* **Data shown**
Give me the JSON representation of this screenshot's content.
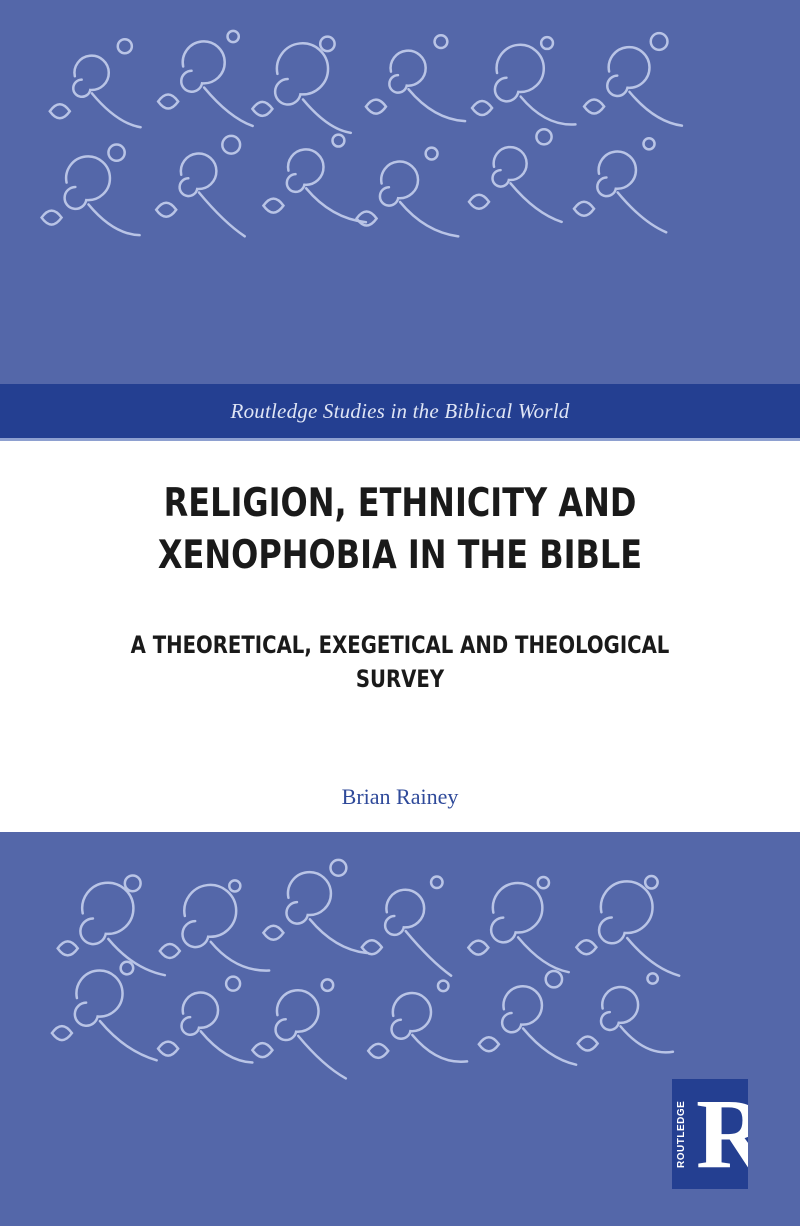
{
  "cover": {
    "series": "Routledge Studies in the Biblical World",
    "title_line1": "RELIGION, ETHNICITY AND",
    "title_line2": "XENOPHOBIA IN THE BIBLE",
    "subtitle_line1": "A THEORETICAL, EXEGETICAL AND THEOLOGICAL",
    "subtitle_line2": "SURVEY",
    "author": "Brian Rainey",
    "publisher_logo_text": "ROUTLEDGE",
    "publisher_logo_letter": "R"
  },
  "colors": {
    "pattern_background": "#5467a9",
    "pattern_lines": "#b9c4e6",
    "band": "#243f91",
    "author_text": "#2f4a9a"
  }
}
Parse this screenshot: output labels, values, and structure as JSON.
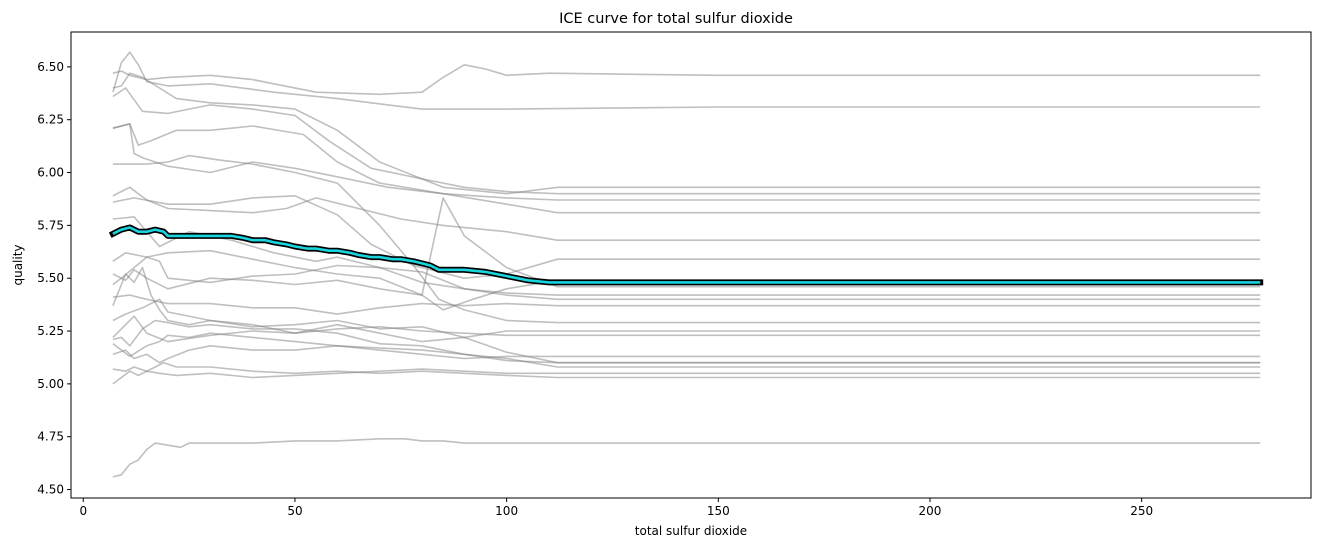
{
  "chart_data": {
    "type": "line",
    "title": "ICE curve for total sulfur dioxide",
    "xlabel": "total sulfur dioxide",
    "ylabel": "quality",
    "xlim": [
      -2.9,
      290
    ],
    "ylim": [
      4.46,
      6.665
    ],
    "xticks": [
      0,
      50,
      100,
      150,
      200,
      250
    ],
    "yticks": [
      4.5,
      4.75,
      5.0,
      5.25,
      5.5,
      5.75,
      6.0,
      6.25,
      6.5
    ],
    "ytick_labels": [
      "4.50",
      "4.75",
      "5.00",
      "5.25",
      "5.50",
      "5.75",
      "6.00",
      "6.25",
      "6.50"
    ],
    "grid": false,
    "legend": "none",
    "colors": {
      "ice": "#a0a0a0",
      "pd_fill": "#17d4de",
      "pd_edge": "#000000"
    },
    "series_ice": [
      {
        "x": [
          7,
          9,
          11,
          15,
          20,
          30,
          40,
          55,
          70,
          80,
          85,
          90,
          95,
          100,
          110,
          150,
          200,
          278
        ],
        "y": [
          6.47,
          6.48,
          6.46,
          6.44,
          6.45,
          6.46,
          6.44,
          6.38,
          6.37,
          6.38,
          6.45,
          6.51,
          6.49,
          6.46,
          6.47,
          6.46,
          6.46,
          6.46
        ]
      },
      {
        "x": [
          7,
          9,
          11,
          13,
          15,
          20,
          30,
          45,
          60,
          80,
          100,
          150,
          200,
          278
        ],
        "y": [
          6.38,
          6.52,
          6.57,
          6.51,
          6.43,
          6.41,
          6.42,
          6.38,
          6.35,
          6.3,
          6.3,
          6.31,
          6.31,
          6.31
        ]
      },
      {
        "x": [
          7,
          9,
          11,
          14,
          18,
          22,
          30,
          40,
          50,
          60,
          70,
          85,
          100,
          112,
          150,
          278
        ],
        "y": [
          6.4,
          6.41,
          6.47,
          6.45,
          6.4,
          6.35,
          6.33,
          6.32,
          6.3,
          6.2,
          6.05,
          5.93,
          5.9,
          5.93,
          5.93,
          5.93
        ]
      },
      {
        "x": [
          7,
          10,
          14,
          20,
          30,
          40,
          50,
          58,
          68,
          80,
          90,
          100,
          112,
          150,
          278
        ],
        "y": [
          6.36,
          6.4,
          6.29,
          6.28,
          6.32,
          6.3,
          6.27,
          6.15,
          6.02,
          5.97,
          5.93,
          5.91,
          5.9,
          5.9,
          5.9
        ]
      },
      {
        "x": [
          7,
          11,
          13,
          16,
          22,
          30,
          40,
          52,
          60,
          70,
          85,
          100,
          112,
          150,
          278
        ],
        "y": [
          6.21,
          6.23,
          6.13,
          6.15,
          6.2,
          6.2,
          6.22,
          6.18,
          6.05,
          5.95,
          5.9,
          5.88,
          5.87,
          5.87,
          5.87
        ]
      },
      {
        "x": [
          7,
          11,
          12,
          14,
          20,
          30,
          40,
          50,
          60,
          72,
          85,
          100,
          112,
          150,
          278
        ],
        "y": [
          6.21,
          6.23,
          6.09,
          6.07,
          6.03,
          6.0,
          6.05,
          6.02,
          5.98,
          5.93,
          5.9,
          5.85,
          5.81,
          5.81,
          5.81
        ]
      },
      {
        "x": [
          7,
          15,
          20,
          25,
          32,
          40,
          50,
          60,
          70,
          78,
          84,
          90,
          100,
          112,
          150,
          278
        ],
        "y": [
          6.04,
          6.04,
          6.05,
          6.08,
          6.06,
          6.04,
          6.0,
          5.95,
          5.75,
          5.56,
          5.4,
          5.35,
          5.3,
          5.29,
          5.29,
          5.29
        ]
      },
      {
        "x": [
          7,
          11,
          15,
          20,
          30,
          40,
          48,
          55,
          65,
          75,
          85,
          100,
          112,
          150,
          278
        ],
        "y": [
          5.89,
          5.93,
          5.87,
          5.83,
          5.82,
          5.81,
          5.83,
          5.88,
          5.83,
          5.78,
          5.75,
          5.72,
          5.68,
          5.68,
          5.68
        ]
      },
      {
        "x": [
          7,
          12,
          20,
          30,
          40,
          50,
          60,
          68,
          78,
          90,
          100,
          112,
          150,
          278
        ],
        "y": [
          5.86,
          5.88,
          5.85,
          5.85,
          5.88,
          5.89,
          5.8,
          5.66,
          5.56,
          5.5,
          5.52,
          5.59,
          5.59,
          5.59
        ]
      },
      {
        "x": [
          7,
          12,
          18,
          25,
          35,
          45,
          55,
          60,
          70,
          80,
          90,
          100,
          112,
          150,
          278
        ],
        "y": [
          5.78,
          5.79,
          5.65,
          5.72,
          5.68,
          5.62,
          5.58,
          5.6,
          5.55,
          5.48,
          5.45,
          5.43,
          5.42,
          5.42,
          5.42
        ]
      },
      {
        "x": [
          7,
          10,
          15,
          20,
          30,
          40,
          50,
          60,
          70,
          80,
          85,
          90,
          100,
          112,
          150,
          278
        ],
        "y": [
          5.58,
          5.62,
          5.6,
          5.62,
          5.63,
          5.59,
          5.55,
          5.52,
          5.5,
          5.42,
          5.88,
          5.7,
          5.55,
          5.46,
          5.46,
          5.46
        ]
      },
      {
        "x": [
          7,
          10,
          12,
          15,
          20,
          30,
          40,
          50,
          60,
          70,
          80,
          85,
          92,
          100,
          112,
          150,
          278
        ],
        "y": [
          5.52,
          5.49,
          5.54,
          5.5,
          5.45,
          5.5,
          5.49,
          5.47,
          5.49,
          5.45,
          5.42,
          5.35,
          5.4,
          5.45,
          5.49,
          5.49,
          5.49
        ]
      },
      {
        "x": [
          7,
          9,
          12,
          15,
          18,
          20,
          30,
          40,
          50,
          60,
          70,
          80,
          90,
          100,
          112,
          150,
          278
        ],
        "y": [
          5.47,
          5.5,
          5.55,
          5.6,
          5.58,
          5.5,
          5.48,
          5.51,
          5.52,
          5.56,
          5.55,
          5.53,
          5.45,
          5.42,
          5.4,
          5.4,
          5.4
        ]
      },
      {
        "x": [
          7,
          11,
          15,
          20,
          30,
          40,
          50,
          60,
          70,
          80,
          90,
          100,
          112,
          150,
          278
        ],
        "y": [
          5.41,
          5.42,
          5.4,
          5.38,
          5.38,
          5.36,
          5.36,
          5.33,
          5.36,
          5.38,
          5.37,
          5.38,
          5.37,
          5.37,
          5.37
        ]
      },
      {
        "x": [
          7,
          10,
          12,
          14,
          16,
          18,
          20,
          25,
          30,
          40,
          50,
          60,
          70,
          80,
          90,
          100,
          112,
          150,
          278
        ],
        "y": [
          5.37,
          5.52,
          5.48,
          5.55,
          5.42,
          5.35,
          5.3,
          5.28,
          5.3,
          5.28,
          5.24,
          5.28,
          5.24,
          5.2,
          5.22,
          5.25,
          5.25,
          5.25,
          5.25
        ]
      },
      {
        "x": [
          7,
          10,
          14,
          18,
          20,
          30,
          40,
          50,
          60,
          70,
          80,
          90,
          100,
          112,
          150,
          278
        ],
        "y": [
          5.3,
          5.33,
          5.36,
          5.4,
          5.34,
          5.3,
          5.27,
          5.28,
          5.3,
          5.26,
          5.27,
          5.22,
          5.15,
          5.1,
          5.1,
          5.1
        ]
      },
      {
        "x": [
          7,
          10,
          12,
          15,
          20,
          30,
          40,
          50,
          60,
          70,
          80,
          90,
          100,
          112,
          150,
          278
        ],
        "y": [
          5.22,
          5.28,
          5.32,
          5.24,
          5.2,
          5.23,
          5.25,
          5.24,
          5.26,
          5.27,
          5.25,
          5.24,
          5.23,
          5.23,
          5.23,
          5.23
        ]
      },
      {
        "x": [
          7,
          9,
          11,
          14,
          17,
          20,
          25,
          30,
          40,
          50,
          60,
          70,
          80,
          90,
          100,
          112,
          150,
          278
        ],
        "y": [
          5.21,
          5.22,
          5.18,
          5.26,
          5.3,
          5.29,
          5.27,
          5.28,
          5.26,
          5.26,
          5.24,
          5.19,
          5.18,
          5.14,
          5.11,
          5.1,
          5.1,
          5.1
        ]
      },
      {
        "x": [
          7,
          11,
          15,
          18,
          20,
          25,
          30,
          40,
          50,
          60,
          70,
          80,
          90,
          100,
          112,
          150,
          278
        ],
        "y": [
          5.19,
          5.13,
          5.18,
          5.2,
          5.23,
          5.22,
          5.24,
          5.22,
          5.2,
          5.18,
          5.16,
          5.14,
          5.12,
          5.13,
          5.13,
          5.13,
          5.13
        ]
      },
      {
        "x": [
          7,
          10,
          12,
          15,
          18,
          20,
          25,
          30,
          40,
          50,
          60,
          70,
          80,
          90,
          100,
          112,
          150,
          278
        ],
        "y": [
          5.14,
          5.16,
          5.12,
          5.14,
          5.1,
          5.12,
          5.16,
          5.18,
          5.16,
          5.16,
          5.18,
          5.17,
          5.16,
          5.14,
          5.12,
          5.08,
          5.08,
          5.08
        ]
      },
      {
        "x": [
          7,
          10,
          12,
          15,
          17,
          19,
          22,
          30,
          40,
          50,
          60,
          70,
          80,
          90,
          100,
          112,
          150,
          278
        ],
        "y": [
          5.07,
          5.06,
          5.08,
          5.06,
          5.08,
          5.1,
          5.08,
          5.08,
          5.06,
          5.05,
          5.06,
          5.05,
          5.06,
          5.05,
          5.04,
          5.03,
          5.03,
          5.03
        ]
      },
      {
        "x": [
          7,
          9,
          11,
          13,
          15,
          18,
          22,
          30,
          40,
          50,
          60,
          70,
          80,
          90,
          100,
          112,
          150,
          278
        ],
        "y": [
          5.0,
          5.03,
          5.06,
          5.04,
          5.06,
          5.05,
          5.04,
          5.05,
          5.03,
          5.04,
          5.05,
          5.06,
          5.07,
          5.06,
          5.05,
          5.05,
          5.05,
          5.05
        ]
      },
      {
        "x": [
          7,
          9,
          11,
          13,
          15,
          17,
          20,
          23,
          25,
          30,
          40,
          50,
          60,
          70,
          76,
          80,
          85,
          90,
          100,
          112,
          150,
          278
        ],
        "y": [
          4.56,
          4.57,
          4.62,
          4.64,
          4.69,
          4.72,
          4.71,
          4.7,
          4.72,
          4.72,
          4.72,
          4.73,
          4.73,
          4.74,
          4.74,
          4.73,
          4.73,
          4.72,
          4.72,
          4.72,
          4.72,
          4.72
        ]
      }
    ],
    "series_pd": {
      "x": [
        7,
        9,
        11,
        13,
        15,
        17,
        19,
        20,
        22,
        25,
        28,
        30,
        33,
        35,
        38,
        40,
        43,
        45,
        48,
        50,
        53,
        55,
        58,
        60,
        63,
        65,
        68,
        70,
        73,
        75,
        78,
        80,
        82,
        84,
        86,
        90,
        95,
        100,
        105,
        110,
        115,
        130,
        150,
        200,
        250,
        278
      ],
      "y": [
        5.71,
        5.73,
        5.74,
        5.72,
        5.72,
        5.73,
        5.72,
        5.7,
        5.7,
        5.7,
        5.7,
        5.7,
        5.7,
        5.7,
        5.69,
        5.68,
        5.68,
        5.67,
        5.66,
        5.65,
        5.64,
        5.64,
        5.63,
        5.63,
        5.62,
        5.61,
        5.6,
        5.6,
        5.59,
        5.59,
        5.58,
        5.57,
        5.56,
        5.54,
        5.54,
        5.54,
        5.53,
        5.51,
        5.49,
        5.48,
        5.48,
        5.48,
        5.48,
        5.48,
        5.48,
        5.48
      ]
    }
  }
}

* **Directions**
Where a line in the material contains "this", copy that line.

* **Exercise solution**
Give me the JSON representation of this screenshot's content.
Parse this screenshot: output labels, values, and structure as JSON.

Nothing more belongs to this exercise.